PROBLEM TO SOLVE =
Copy out the material below in full, but not its images.

DATA SECTION =
## BEGIN
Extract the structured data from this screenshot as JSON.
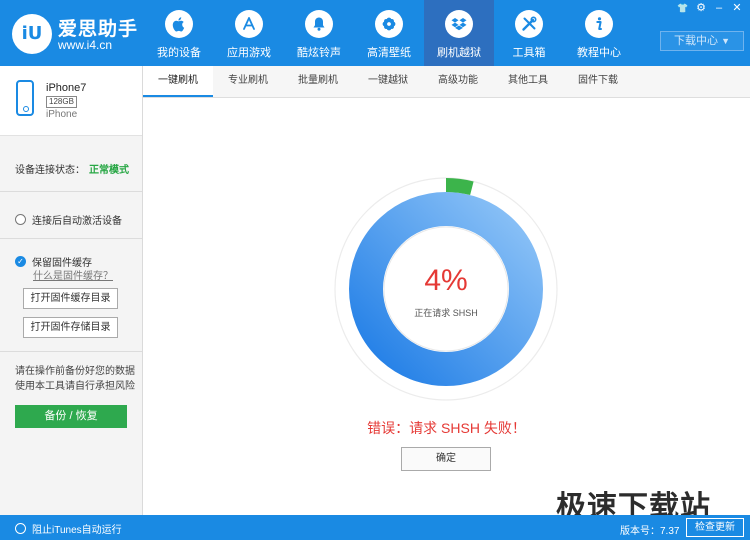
{
  "app": {
    "badge": "iU",
    "title": "爱思助手",
    "url": "www.i4.cn"
  },
  "nav": {
    "items": [
      {
        "label": "我的设备"
      },
      {
        "label": "应用游戏"
      },
      {
        "label": "酷炫铃声"
      },
      {
        "label": "高清壁纸"
      },
      {
        "label": "刷机越狱"
      },
      {
        "label": "工具箱"
      },
      {
        "label": "教程中心"
      }
    ],
    "active_index": 4
  },
  "download_center": {
    "label": "下载中心",
    "caret": "▼"
  },
  "window_controls": {
    "shirt": "👕",
    "settings": "⚙",
    "minimize": "–",
    "close": "✕"
  },
  "device": {
    "name": "iPhone7",
    "capacity": "128GB",
    "type": "iPhone"
  },
  "connection": {
    "label": "设备连接状态：",
    "value": "正常模式"
  },
  "sidebar": {
    "auto_activate": "连接后自动激活设备",
    "keep_firmware": "保留固件缓存",
    "what_is_cache": "什么是固件缓存？",
    "open_cache_dir": "打开固件缓存目录",
    "open_storage_dir": "打开固件存储目录",
    "warning": "请在操作前备份好您的数据使用本工具请自行承担风险",
    "backup_button": "备份 / 恢复"
  },
  "tabs": [
    {
      "label": "一键刷机"
    },
    {
      "label": "专业刷机"
    },
    {
      "label": "批量刷机"
    },
    {
      "label": "一键越狱"
    },
    {
      "label": "高级功能"
    },
    {
      "label": "其他工具"
    },
    {
      "label": "固件下载"
    }
  ],
  "progress": {
    "value": 0.04,
    "percent_text": "4%",
    "status": "正在请求 SHSH"
  },
  "error": {
    "message": "错误：请求 SHSH 失败！",
    "ok_button": "确定"
  },
  "watermark": "极速下载站",
  "footer": {
    "block_itunes": "阻止iTunes自动运行",
    "version": "版本号：7.37",
    "check_update": "检查更新"
  },
  "colors": {
    "brand_blue": "#1a8ae3",
    "success_green": "#28a745",
    "error_red": "#e53935",
    "progress_green": "#3cb44b"
  }
}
## END
ANSWER BELOW =
Extract the structured data from this screenshot as JSON.
{
  "app": {
    "badge": "iU",
    "title": "爱思助手",
    "url": "www.i4.cn"
  },
  "nav": {
    "items": [
      {
        "label": "我的设备"
      },
      {
        "label": "应用游戏"
      },
      {
        "label": "酷炫铃声"
      },
      {
        "label": "高清壁纸"
      },
      {
        "label": "刷机越狱"
      },
      {
        "label": "工具箱"
      },
      {
        "label": "教程中心"
      }
    ],
    "active_index": 4
  },
  "download_center": {
    "label": "下载中心",
    "caret": "▼"
  },
  "window_controls": {
    "shirt": "👕",
    "settings": "⚙",
    "minimize": "–",
    "close": "✕"
  },
  "device": {
    "name": "iPhone7",
    "capacity": "128GB",
    "type": "iPhone"
  },
  "connection": {
    "label": "设备连接状态：",
    "value": "正常模式"
  },
  "sidebar": {
    "auto_activate": "连接后自动激活设备",
    "keep_firmware": "保留固件缓存",
    "what_is_cache": "什么是固件缓存？",
    "open_cache_dir": "打开固件缓存目录",
    "open_storage_dir": "打开固件存储目录",
    "warning": "请在操作前备份好您的数据使用本工具请自行承担风险",
    "backup_button": "备份 / 恢复"
  },
  "tabs": [
    {
      "label": "一键刷机"
    },
    {
      "label": "专业刷机"
    },
    {
      "label": "批量刷机"
    },
    {
      "label": "一键越狱"
    },
    {
      "label": "高级功能"
    },
    {
      "label": "其他工具"
    },
    {
      "label": "固件下载"
    }
  ],
  "progress": {
    "value": 0.04,
    "percent_text": "4%",
    "status": "正在请求 SHSH"
  },
  "error": {
    "message": "错误：请求 SHSH 失败！",
    "ok_button": "确定"
  },
  "watermark": "极速下载站",
  "footer": {
    "block_itunes": "阻止iTunes自动运行",
    "version": "版本号：7.37",
    "check_update": "检查更新"
  },
  "colors": {
    "brand_blue": "#1a8ae3",
    "success_green": "#28a745",
    "error_red": "#e53935",
    "progress_green": "#3cb44b"
  }
}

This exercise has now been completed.